===== Input records

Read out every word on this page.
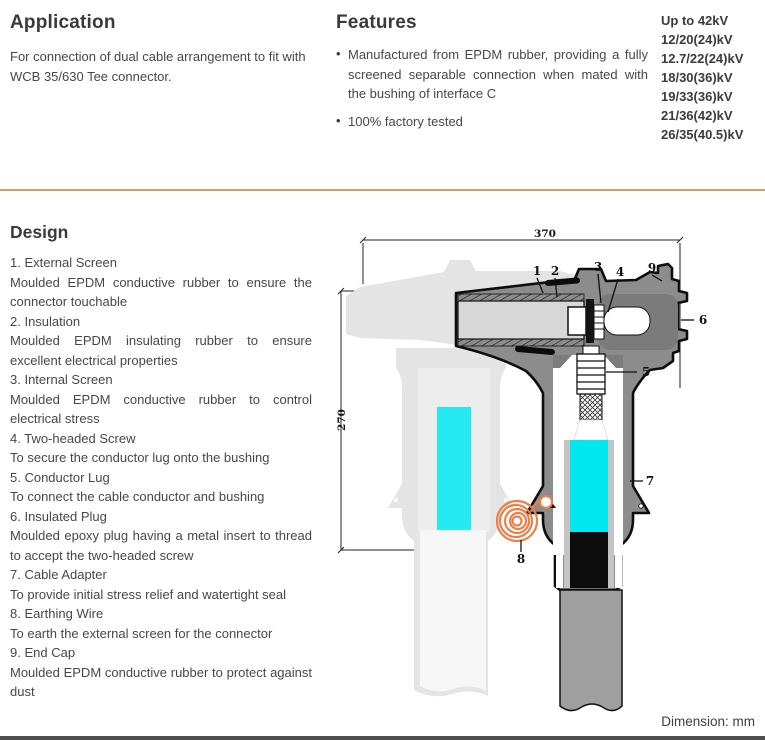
Application

For connection of dual cable arrangement to fit with WCB 35/630 Tee connector.

Features
• Manufactured from EPDM rubber, providing a fully screened separable connection when mated with the bushing of interface C

• 100% factory tested

Up to 42kV
12/20(24)kV
12.7/22(24)kV
18/30(36)kV
19/33(36)kV
21/36(42)kV
26/35(40.5)kV
Design
1. External Screen
Moulded EPDM conductive rubber to ensure the connector touchable
2. Insulation
Moulded EPDM insulating rubber to ensure excellent electrical properties
3. Internal Screen
Moulded EPDM conductive rubber to control electrical stress
4. Two-headed Screw
To secure the conductor lug onto the bushing
5. Conductor Lug
To connect the cable conductor and bushing
6. Insulated Plug
Moulded epoxy plug having a metal insert to thread to accept the two-headed screw
7. Cable Adapter
To provide initial stress relief and watertight seal
8. Earthing Wire
To earth the external screen for the connector
9. End Cap
Moulded EPDM conductive rubber to protect against dust
370
270
1 2	3 4
5
6
7
8
9
Dimension: mm
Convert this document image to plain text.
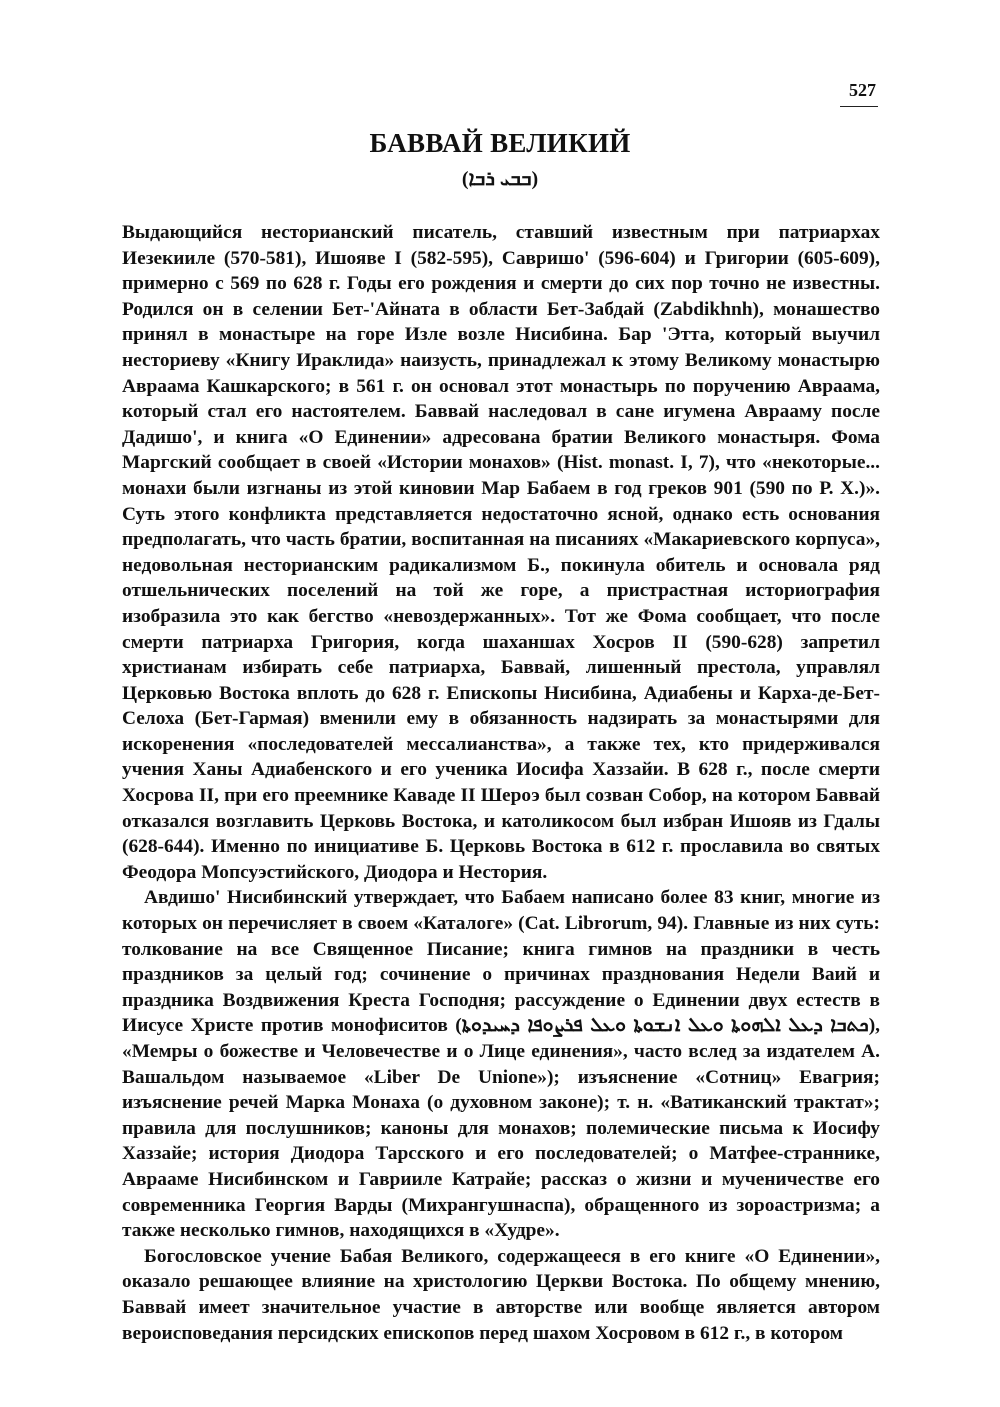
527
БАВВАЙ ВЕЛИКИЙ
(ܒܒܝ ܪܒܐ)

Выдающийся несторианский писатель, ставший известным при патриархах Иезекииле (570-581), Ишояве I (582-595), Савришо' (596-604) и Григории (605-609), примерно с 569 по 628 г. Годы его рождения и смерти до сих пор точно не известны. Родился он в селении Бет-'Айната в области Бет-Забдай (Zabdikhnh), монашество принял в монастыре на горе Изле возле Нисибина. Бар 'Этта, который выучил несториеву «Книгу Ираклида» наизусть, принадлежал к этому Великому монастырю Авраама Кашкарского; в 561 г. он основал этот монастырь по поручению Авраама, который стал его настоятелем. Баввай наследовал в сане игумена Аврааму после Дадишо', и книга «О Единении» адресована братии Великого монастыря. Фома Маргский сообщает в своей «Истории монахов» (Hist. monast. I, 7), что «некоторые... монахи были изгнаны из этой киновии Мар Бабаем в год греков 901 (590 по Р. Х.)». Суть этого конфликта представляется недостаточно ясной, однако есть основания предполагать, что часть братии, воспитанная на писаниях «Макариевского корпуса», недовольная несторианским радикализмом Б., покинула обитель и основала ряд отшельнических поселений на той же горе, а пристрастная историография изобразила это как бегство «невоздержанных». Тот же Фома сообщает, что после смерти патриарха Григория, когда шаханшах Хосров II (590-628) запретил христианам избирать себе патриарха, Баввай, лишенный престола, управлял Церковью Востока вплоть до 628 г. Епископы Нисибина, Адиабены и Карха-де-Бет-Селоха (Бет-Гармая) вменили ему в обязанность надзирать за монастырями для искоренения «последователей мессалианства», а также тех, кто придерживался учения Ханы Адиабенского и его ученика Иосифа Хаззайи. В 628 г., после смерти Хосрова II, при его преемнике Каваде II Шероэ был созван Собор, на котором Баввай отказался возглавить Церковь Востока, и католикосом был избран Ишояв из Гдалы (628-644). Именно по инициативе Б. Церковь Востока в 612 г. прославила во святых Феодора Мопсуэстийского, Диодора и Нестория.

Авдишо' Нисибинский утверждает, что Бабаем написано более 83 книг, многие из которых он перечисляет в своем «Каталоге» (Cat. Librorum, 94). Главные из них суть: толкование на все Священное Писание; книга гимнов на праздники в честь праздников за целый год; сочинение о причинах празднования Недели Ваий и праздника Воздвижения Креста Господня; рассуждение о Единении двух естеств в Иисусе Христе против монофиситов (ܟܬܒܐ ܕܥܠ ܐܠܗܘܬܐ ܘܥܠ ܐܢܫܘܬܐ ܘܥܠ ܦܪܨܘܦܐ ܕܚܝܕܘܬܐ), «Мемры о божестве и Человечестве и о Лице единения», часто вслед за издателем А. Вашальдом называемое «Liber De Unione»); изъяснение «Сотниц» Евагрия; изъяснение речей Марка Монаха (о духовном законе); т. н. «Ватиканский трактат»; правила для послушников; каноны для монахов; полемические письма к Иосифу Хаззайе; история Диодора Тарсского и его последователей; о Матфее-страннике, Аврааме Нисибинском и Гаврииле Катрайе; рассказ о жизни и мученичестве его современника Георгия Варды (Михрангушнаспа), обращенного из зороастризма; а также несколько гимнов, находящихся в «Худре».

Богословское учение Бабая Великого, содержащееся в его книге «О Единении», оказало решающее влияние на христологию Церкви Востока. По общему мнению, Баввай имеет значительное участие в авторстве или вообще является автором вероисповедания персидских епископов перед шахом Хосровом в 612 г., в котором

==========

### Required work:
Copy out every line of the material above that mentions the word "headed".

### Solution to this exercise:
4. Two-headed Screw
Moulded epoxy plug having a metal insert to thread to accept the two-headed screw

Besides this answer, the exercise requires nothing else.